=== WHAT IS REQUIRED ===
Using the article on the western LRT dispute, answer these questions:
(a) How long is the stretch of NCC land along which the city's preferred route would run trains?
(b) In what month and year did the city release its original draft of the western LRT plans?
(c) For how many meters would the train run generally at grade along the northern edge of Rochester Field?

=== TEXT EXCERPT ===
Matthew Pearson and Joanne Chianello, Ottawa Citizen
Published on: November 28, 2014, Last Updated: November 28, 2014 7:41 PM EST




It’s been a week since the National Capital Commission held a dramatic news conference that some feared might spell the end of the city’s plan for light rail in the west end.

That’s not the case, and this week, both Mayor Jim Watson and Foreign Affairs Minister John Baird — the senior Ottawa MP who oversees the NCC — vowed to dial back the rhetoric, committing to “taking the next 100 days to continue to work constructively.”

But while there’s more calm on the political front, questions remain over exactly what the city is proposing and what the NCC is demanding.

Some of the confusion can be laid at the feet of the NCC — the board’s request that the city consider a different route was based on a secret analysis prepared by its own staff. The NCC has said it used the city’s data, but refused to give the Citizen of copy of that report.

And during its media presentation last week, the NCC included images in its slide-show presentation that were misleading. The picture of the tunnel supplied by the NCC clearly is unfinished and bears no resemblance to the finished product the city is proposing. Another image of a train running through a field was taken from an older city proposal that is no longer being considered.

Still, it’s hard to keep up with the twists and turns in the western LRT saga. Here’s the latest information on the city’s plans, what the NCC is worried about and where we go from here.

What is this western LRT dispute between the NCC and the city about?

The dispute centres on where tracks will be laid between Dominion Station and the new Cleary Station. The city’s preferred route is to run trains along 1.2 kilometres of NCC land on the south side of the four-lane Sir John A. Macdonald Parkway (and hundreds of metres from the shore of the Ottawa River). The NCC is not pleased with this idea because it fears for the loss of mature trees, impeded access to the river and restricted views from the shoreline.

That said, the commission is generally supportive of light rail for Ottawa, but it’s this 1.2-kilometre stretch that remains the sticking point.

How is the city addressing these concerns?

The city’s original draft for western LRT plans released in April 2013 showed the train running along the surface of that greenspace, right in front of a number of homes. That just wasn’t OK with the public, who came out in droves to a meeting at City Hall (and stayed until midnight). By June, the city had redesigned the controversial 1.2-kilometre segment so that the 700 metres of the track that was near homes would be built in a shallow, buried trench. The city is proposing to plant new greenery right over top of the shallow train tunnel so pedestrians would be able to walk across that segment of the greenspace as easily as they can today, according to deputy city manager Nancy Schepers.



However, there’s still an issue with the 500 metres where the train would run generally at grade along the northern edge of Rochester Field. Schepers confirmed there have been discussions between the city and the NCC about extending the shallow tunnel across the entire 1.2 kilometres in question, but there are some challenges with that.

“There’s already physical infrastructure that has to be protected,” said Schepers. “So, within that, we’re trying to find the best grade to go through there.”

What does the NCC want changed?

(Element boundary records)
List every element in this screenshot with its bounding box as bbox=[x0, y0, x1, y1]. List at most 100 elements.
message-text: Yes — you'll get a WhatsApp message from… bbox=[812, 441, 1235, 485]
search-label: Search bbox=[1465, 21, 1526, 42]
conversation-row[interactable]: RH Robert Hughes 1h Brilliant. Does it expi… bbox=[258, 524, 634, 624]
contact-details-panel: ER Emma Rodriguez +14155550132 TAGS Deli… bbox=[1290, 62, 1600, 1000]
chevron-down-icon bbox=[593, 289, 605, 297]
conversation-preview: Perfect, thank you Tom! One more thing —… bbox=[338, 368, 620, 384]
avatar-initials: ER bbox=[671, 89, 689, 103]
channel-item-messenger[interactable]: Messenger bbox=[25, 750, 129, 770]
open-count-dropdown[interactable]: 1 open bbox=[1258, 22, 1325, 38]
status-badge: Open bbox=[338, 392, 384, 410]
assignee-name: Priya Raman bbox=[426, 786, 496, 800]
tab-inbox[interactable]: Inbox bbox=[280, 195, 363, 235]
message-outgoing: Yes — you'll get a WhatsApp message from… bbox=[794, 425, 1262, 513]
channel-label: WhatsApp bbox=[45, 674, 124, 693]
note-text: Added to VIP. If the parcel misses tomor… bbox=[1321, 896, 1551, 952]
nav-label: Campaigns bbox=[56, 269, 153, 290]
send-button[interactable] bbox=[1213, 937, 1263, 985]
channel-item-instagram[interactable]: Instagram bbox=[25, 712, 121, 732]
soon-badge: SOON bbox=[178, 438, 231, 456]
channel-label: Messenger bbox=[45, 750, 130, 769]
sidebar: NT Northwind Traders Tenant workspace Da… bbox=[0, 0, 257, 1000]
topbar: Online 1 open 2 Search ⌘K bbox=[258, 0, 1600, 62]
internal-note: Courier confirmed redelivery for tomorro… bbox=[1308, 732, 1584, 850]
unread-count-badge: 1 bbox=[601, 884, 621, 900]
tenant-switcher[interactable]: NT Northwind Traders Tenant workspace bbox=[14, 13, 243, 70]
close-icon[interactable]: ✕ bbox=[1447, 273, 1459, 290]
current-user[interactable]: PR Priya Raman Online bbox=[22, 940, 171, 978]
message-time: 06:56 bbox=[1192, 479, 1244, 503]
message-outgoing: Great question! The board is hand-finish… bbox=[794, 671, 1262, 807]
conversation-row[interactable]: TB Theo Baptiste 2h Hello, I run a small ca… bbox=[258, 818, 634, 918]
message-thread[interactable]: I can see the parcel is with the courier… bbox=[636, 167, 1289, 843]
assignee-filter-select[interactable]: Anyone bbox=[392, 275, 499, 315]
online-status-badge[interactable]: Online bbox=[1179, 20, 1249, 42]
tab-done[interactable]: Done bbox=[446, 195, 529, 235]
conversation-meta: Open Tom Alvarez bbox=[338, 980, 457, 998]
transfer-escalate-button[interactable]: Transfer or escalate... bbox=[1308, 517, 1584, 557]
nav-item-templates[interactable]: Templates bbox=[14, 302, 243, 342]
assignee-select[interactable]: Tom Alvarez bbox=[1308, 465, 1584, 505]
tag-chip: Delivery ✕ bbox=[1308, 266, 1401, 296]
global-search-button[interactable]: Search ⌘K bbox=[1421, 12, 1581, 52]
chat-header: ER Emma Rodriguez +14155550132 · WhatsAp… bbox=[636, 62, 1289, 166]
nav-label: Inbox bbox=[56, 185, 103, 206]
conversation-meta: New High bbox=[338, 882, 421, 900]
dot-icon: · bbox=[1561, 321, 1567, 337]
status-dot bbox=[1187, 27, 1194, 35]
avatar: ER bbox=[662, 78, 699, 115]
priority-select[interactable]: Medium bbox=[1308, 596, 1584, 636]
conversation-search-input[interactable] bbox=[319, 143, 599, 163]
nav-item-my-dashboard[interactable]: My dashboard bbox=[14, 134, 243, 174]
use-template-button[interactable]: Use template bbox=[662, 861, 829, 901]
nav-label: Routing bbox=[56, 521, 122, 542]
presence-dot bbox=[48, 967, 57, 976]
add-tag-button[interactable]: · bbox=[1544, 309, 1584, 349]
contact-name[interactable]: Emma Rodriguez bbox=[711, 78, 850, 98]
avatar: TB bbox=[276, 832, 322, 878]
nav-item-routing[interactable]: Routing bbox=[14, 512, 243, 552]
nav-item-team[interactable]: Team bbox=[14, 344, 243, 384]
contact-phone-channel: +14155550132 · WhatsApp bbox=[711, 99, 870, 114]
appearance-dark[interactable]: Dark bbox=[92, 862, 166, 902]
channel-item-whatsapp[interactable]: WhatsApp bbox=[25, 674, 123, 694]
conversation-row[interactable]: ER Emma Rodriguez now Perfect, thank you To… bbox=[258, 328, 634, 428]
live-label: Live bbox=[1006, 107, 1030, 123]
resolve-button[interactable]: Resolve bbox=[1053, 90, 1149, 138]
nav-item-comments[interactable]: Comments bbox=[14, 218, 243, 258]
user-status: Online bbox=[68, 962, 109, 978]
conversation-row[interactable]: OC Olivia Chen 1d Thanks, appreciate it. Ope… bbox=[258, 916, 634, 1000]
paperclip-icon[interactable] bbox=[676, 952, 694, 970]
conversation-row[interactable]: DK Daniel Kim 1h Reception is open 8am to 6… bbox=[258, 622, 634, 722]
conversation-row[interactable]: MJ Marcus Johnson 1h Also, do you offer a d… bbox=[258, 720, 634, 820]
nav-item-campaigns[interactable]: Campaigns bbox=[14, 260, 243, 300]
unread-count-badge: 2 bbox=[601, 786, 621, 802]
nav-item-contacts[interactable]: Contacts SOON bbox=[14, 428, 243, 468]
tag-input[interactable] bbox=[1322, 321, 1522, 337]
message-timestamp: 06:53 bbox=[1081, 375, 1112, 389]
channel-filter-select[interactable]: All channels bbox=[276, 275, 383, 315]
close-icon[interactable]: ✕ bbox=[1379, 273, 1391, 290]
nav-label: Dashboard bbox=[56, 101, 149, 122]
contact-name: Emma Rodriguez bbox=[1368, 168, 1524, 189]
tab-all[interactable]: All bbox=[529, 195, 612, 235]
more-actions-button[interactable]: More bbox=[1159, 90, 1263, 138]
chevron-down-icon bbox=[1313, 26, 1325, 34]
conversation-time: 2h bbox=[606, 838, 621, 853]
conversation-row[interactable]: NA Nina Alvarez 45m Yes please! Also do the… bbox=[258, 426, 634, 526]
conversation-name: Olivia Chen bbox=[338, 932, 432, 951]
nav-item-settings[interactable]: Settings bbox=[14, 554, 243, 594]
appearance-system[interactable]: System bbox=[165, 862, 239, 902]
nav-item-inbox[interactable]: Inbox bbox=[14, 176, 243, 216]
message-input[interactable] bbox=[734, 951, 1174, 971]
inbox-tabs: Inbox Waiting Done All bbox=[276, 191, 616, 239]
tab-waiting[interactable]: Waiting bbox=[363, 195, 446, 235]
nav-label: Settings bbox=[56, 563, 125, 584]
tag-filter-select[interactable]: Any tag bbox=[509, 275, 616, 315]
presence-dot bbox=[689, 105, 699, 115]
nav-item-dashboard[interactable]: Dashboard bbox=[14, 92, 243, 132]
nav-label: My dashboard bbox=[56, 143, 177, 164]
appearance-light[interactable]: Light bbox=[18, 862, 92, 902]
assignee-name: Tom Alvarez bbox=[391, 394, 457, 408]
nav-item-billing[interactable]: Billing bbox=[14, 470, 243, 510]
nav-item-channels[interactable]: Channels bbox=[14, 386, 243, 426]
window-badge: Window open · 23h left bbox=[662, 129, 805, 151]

=== RESPONSE FOR THIS EXERCISE ===
(a) 1.2 kilometers
(b) April 2013
(c) 500 meters